_CONJUNTO DE EXERCÍCIOS_.
a) Devolva, sem qualquer alteração, a parte do texto sobre os vazamentos de vídeos que se inicia com as palavras "Todos tiveram vídeos" e se encerra com "os vídeos vazem.".
b) Retome o texto sobre os vazamentos de vídeos a partir do ponto em que ele termina.

_TRECHO FORNECIDO_.
+++++
Para entender o contexto e o impacto desses vazamentos, o g1 entrevistou o CEO e showrunner da Afroreggae Audiovisual, José Junior, o co-idealizador do projeto "Era uma vez favela", Leonardo Turco, e o ator Marcos Anastácio, representante da GRR webséries —um grupo de policiais de websérie que atua em produções diversas em comunidades do Rio.

Em resumo:

Todos tiveram vídeos vazados para as redes sociais de forma descontextualizada, gerando mensagens falsas.

As produções adotam cuidados para avisar às autoridades e à comunidade sobre as gravações.

Eles consideram difícil evitar que os vídeos vazem.

Enfatizam o trabalho social que os filmes e webséries desempenham na inclusão social de minorias marginalizadas: moradores de favelas, negros, comunidade LGBTQIA+ e ex-presos.
+++++
(Registros de elementos e coordenadas)
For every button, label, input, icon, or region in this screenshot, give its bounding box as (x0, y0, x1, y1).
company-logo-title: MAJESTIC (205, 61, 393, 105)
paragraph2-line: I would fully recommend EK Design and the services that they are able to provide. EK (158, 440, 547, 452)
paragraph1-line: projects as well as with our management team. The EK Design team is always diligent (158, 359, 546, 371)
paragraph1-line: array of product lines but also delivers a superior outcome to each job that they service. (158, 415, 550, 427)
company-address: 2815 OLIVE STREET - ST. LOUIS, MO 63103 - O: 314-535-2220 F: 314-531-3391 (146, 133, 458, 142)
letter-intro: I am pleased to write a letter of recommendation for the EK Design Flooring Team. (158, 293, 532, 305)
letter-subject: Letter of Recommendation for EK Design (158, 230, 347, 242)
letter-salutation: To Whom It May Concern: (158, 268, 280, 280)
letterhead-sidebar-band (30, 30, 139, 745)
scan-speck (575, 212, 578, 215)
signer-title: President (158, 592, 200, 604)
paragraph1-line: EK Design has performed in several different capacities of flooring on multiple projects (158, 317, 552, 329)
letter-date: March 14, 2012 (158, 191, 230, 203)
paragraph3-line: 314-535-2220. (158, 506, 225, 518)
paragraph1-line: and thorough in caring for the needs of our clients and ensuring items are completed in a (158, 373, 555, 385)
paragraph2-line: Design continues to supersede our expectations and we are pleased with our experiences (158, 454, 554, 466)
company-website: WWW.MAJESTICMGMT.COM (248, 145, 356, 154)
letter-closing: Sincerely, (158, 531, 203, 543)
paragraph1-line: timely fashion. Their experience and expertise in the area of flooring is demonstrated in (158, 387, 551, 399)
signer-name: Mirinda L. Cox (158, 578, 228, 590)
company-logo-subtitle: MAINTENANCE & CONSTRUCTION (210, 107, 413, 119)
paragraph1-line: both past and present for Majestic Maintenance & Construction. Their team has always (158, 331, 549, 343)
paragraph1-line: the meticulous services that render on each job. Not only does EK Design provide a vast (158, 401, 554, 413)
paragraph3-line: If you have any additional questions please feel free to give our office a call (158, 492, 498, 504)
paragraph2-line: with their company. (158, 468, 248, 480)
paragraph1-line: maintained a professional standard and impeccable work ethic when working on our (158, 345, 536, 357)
+++++
_RESULTADOS POR TAREFA_.
a)
Todos tiveram vídeos vazados para as redes sociais de forma descontextualizada, gerando mensagens falsas.

As produções adotam cuidados para avisar às autoridades e à comunidade sobre as gravações.

Eles consideram difícil evitar que os vídeos vazem.

b)
Deixam claro que os atores que encarnam policiais e criminosos fazem os personagens em horários de folga, mas geralmente têm uma outra profissão principal.

Identificam preconceito no uso de vídeos vazados em mensagens falsas para atacar essas mesmas minorias.

As mensagens falsas apontam maliciosamente atores como criminosos ou policiais — o que os expõem ao risco de agressão ou difamação.

Todos apontam que as séries —filmadas na maioria das vezes com celular e produzidas com poucos recursos —não tratam apenas de violência nas comunidades, mas mostram o cotidiano dos moradores das favelas e histórias de superação.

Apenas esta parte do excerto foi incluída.